**Given problem**
Write out the whole listing exactly as it stands.

***** Available data *****

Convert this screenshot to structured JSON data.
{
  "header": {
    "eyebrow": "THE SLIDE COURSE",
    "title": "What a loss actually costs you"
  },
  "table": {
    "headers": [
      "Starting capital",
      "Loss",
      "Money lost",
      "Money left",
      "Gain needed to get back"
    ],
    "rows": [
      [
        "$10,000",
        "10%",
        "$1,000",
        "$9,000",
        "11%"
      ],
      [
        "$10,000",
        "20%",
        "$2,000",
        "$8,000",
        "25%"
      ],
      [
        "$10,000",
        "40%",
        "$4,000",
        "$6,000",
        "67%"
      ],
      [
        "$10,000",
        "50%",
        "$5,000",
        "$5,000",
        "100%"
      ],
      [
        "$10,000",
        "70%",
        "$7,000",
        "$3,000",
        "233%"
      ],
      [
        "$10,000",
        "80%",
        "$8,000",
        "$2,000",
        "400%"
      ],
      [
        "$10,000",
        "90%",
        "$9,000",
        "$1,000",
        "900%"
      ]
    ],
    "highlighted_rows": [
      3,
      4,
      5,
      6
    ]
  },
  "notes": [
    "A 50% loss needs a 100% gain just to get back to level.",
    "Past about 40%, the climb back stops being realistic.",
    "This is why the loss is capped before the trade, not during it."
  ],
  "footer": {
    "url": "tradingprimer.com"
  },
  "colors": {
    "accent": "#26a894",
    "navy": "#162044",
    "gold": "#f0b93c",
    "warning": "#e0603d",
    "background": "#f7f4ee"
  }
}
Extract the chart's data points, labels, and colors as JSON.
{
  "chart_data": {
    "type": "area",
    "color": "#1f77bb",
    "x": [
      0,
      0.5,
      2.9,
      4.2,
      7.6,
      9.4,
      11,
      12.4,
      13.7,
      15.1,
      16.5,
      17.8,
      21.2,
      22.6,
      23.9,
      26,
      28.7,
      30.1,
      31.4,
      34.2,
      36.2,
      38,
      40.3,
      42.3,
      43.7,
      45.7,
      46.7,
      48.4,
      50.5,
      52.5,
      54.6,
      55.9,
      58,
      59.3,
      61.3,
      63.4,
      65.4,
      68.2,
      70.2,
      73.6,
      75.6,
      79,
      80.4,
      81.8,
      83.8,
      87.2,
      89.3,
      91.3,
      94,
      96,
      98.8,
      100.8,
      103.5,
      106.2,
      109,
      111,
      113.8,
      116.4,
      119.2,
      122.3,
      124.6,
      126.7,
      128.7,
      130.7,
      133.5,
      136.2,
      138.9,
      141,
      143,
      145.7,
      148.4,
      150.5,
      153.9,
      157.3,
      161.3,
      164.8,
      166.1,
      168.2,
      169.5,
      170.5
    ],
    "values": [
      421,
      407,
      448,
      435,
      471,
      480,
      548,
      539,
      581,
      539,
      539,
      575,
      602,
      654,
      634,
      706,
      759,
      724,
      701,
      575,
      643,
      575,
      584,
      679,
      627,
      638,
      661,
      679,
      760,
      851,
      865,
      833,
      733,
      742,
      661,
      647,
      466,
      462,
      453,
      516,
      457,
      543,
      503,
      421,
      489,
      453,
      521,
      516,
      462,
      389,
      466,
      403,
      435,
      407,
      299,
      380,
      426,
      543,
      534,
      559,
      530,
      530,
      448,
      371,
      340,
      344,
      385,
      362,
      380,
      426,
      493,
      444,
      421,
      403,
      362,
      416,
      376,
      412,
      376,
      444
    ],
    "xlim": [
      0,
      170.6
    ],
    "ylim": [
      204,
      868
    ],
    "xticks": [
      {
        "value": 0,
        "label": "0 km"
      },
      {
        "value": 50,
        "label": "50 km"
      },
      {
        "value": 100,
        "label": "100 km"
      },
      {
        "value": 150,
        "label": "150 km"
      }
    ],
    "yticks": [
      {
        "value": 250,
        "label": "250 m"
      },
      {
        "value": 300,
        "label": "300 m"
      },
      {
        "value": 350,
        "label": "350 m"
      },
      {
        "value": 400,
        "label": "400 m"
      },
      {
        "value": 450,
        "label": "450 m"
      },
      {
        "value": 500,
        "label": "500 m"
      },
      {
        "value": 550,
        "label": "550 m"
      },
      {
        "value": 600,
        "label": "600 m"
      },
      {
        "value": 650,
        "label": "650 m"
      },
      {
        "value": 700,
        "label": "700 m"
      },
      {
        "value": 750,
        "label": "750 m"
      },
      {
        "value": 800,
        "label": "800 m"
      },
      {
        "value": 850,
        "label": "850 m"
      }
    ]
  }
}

*****

**Complete output**
Convert this screenshot to structured JSON data.
{
  "header": {
    "eyebrow": "THE SLIDE COURSE",
    "title": "What a loss actually costs you"
  },
  "table": {
    "headers": [
      "Starting capital",
      "Loss",
      "Money lost",
      "Money left",
      "Gain needed to get back"
    ],
    "rows": [
      [
        "$10,000",
        "10%",
        "$1,000",
        "$9,000",
        "11%"
      ],
      [
        "$10,000",
        "20%",
        "$2,000",
        "$8,000",
        "25%"
      ],
      [
        "$10,000",
        "40%",
        "$4,000",
        "$6,000",
        "67%"
      ],
      [
        "$10,000",
        "50%",
        "$5,000",
        "$5,000",
        "100%"
      ],
      [
        "$10,000",
        "70%",
        "$7,000",
        "$3,000",
        "233%"
      ],
      [
        "$10,000",
        "80%",
        "$8,000",
        "$2,000",
        "400%"
      ],
      [
        "$10,000",
        "90%",
        "$9,000",
        "$1,000",
        "900%"
      ]
    ],
    "highlighted_rows": [
      3,
      4,
      5,
      6
    ]
  },
  "notes": [
    "A 50% loss needs a 100% gain just to get back to level.",
    "Past about 40%, the climb back stops being realistic.",
    "This is why the loss is capped before the trade, not during it."
  ],
  "footer": {
    "url": "tradingprimer.com"
  },
  "colors": {
    "accent": "#26a894",
    "navy": "#162044",
    "gold": "#f0b93c",
    "warning": "#e0603d",
    "background": "#f7f4ee"
  }
}
Extract the chart's data points, labels, and colors as JSON.
{
  "chart_data": {
    "type": "area",
    "color": "#1f77bb",
    "x": [
      0,
      0.5,
      2.9,
      4.2,
      7.6,
      9.4,
      11,
      12.4,
      13.7,
      15.1,
      16.5,
      17.8,
      21.2,
      22.6,
      23.9,
      26,
      28.7,
      30.1,
      31.4,
      34.2,
      36.2,
      38,
      40.3,
      42.3,
      43.7,
      45.7,
      46.7,
      48.4,
      50.5,
      52.5,
      54.6,
      55.9,
      58,
      59.3,
      61.3,
      63.4,
      65.4,
      68.2,
      70.2,
      73.6,
      75.6,
      79,
      80.4,
      81.8,
      83.8,
      87.2,
      89.3,
      91.3,
      94,
      96,
      98.8,
      100.8,
      103.5,
      106.2,
      109,
      111,
      113.8,
      116.4,
      119.2,
      122.3,
      124.6,
      126.7,
      128.7,
      130.7,
      133.5,
      136.2,
      138.9,
      141,
      143,
      145.7,
      148.4,
      150.5,
      153.9,
      157.3,
      161.3,
      164.8,
      166.1,
      168.2,
      169.5,
      170.5
    ],
    "values": [
      421,
      407,
      448,
      435,
      471,
      480,
      548,
      539,
      581,
      539,
      539,
      575,
      602,
      654,
      634,
      706,
      759,
      724,
      701,
      575,
      643,
      575,
      584,
      679,
      627,
      638,
      661,
      679,
      760,
      851,
      865,
      833,
      733,
      742,
      661,
      647,
      466,
      462,
      453,
      516,
      457,
      543,
      503,
      421,
      489,
      453,
      521,
      516,
      462,
      389,
      466,
      403,
      435,
      407,
      299,
      380,
      426,
      543,
      534,
      559,
      530,
      530,
      448,
      371,
      340,
      344,
      385,
      362,
      380,
      426,
      493,
      444,
      421,
      403,
      362,
      416,
      376,
      412,
      376,
      444
    ],
    "xlim": [
      0,
      170.6
    ],
    "ylim": [
      204,
      868
    ],
    "xticks": [
      {
        "value": 0,
        "label": "0 km"
      },
      {
        "value": 50,
        "label": "50 km"
      },
      {
        "value": 100,
        "label": "100 km"
      },
      {
        "value": 150,
        "label": "150 km"
      }
    ],
    "yticks": [
      {
        "value": 250,
        "label": "250 m"
      },
      {
        "value": 300,
        "label": "300 m"
      },
      {
        "value": 350,
        "label": "350 m"
      },
      {
        "value": 400,
        "label": "400 m"
      },
      {
        "value": 450,
        "label": "450 m"
      },
      {
        "value": 500,
        "label": "500 m"
      },
      {
        "value": 550,
        "label": "550 m"
      },
      {
        "value": 600,
        "label": "600 m"
      },
      {
        "value": 650,
        "label": "650 m"
      },
      {
        "value": 700,
        "label": "700 m"
      },
      {
        "value": 750,
        "label": "750 m"
      },
      {
        "value": 800,
        "label": "800 m"
      },
      {
        "value": 850,
        "label": "850 m"
      }
    ]
  }
}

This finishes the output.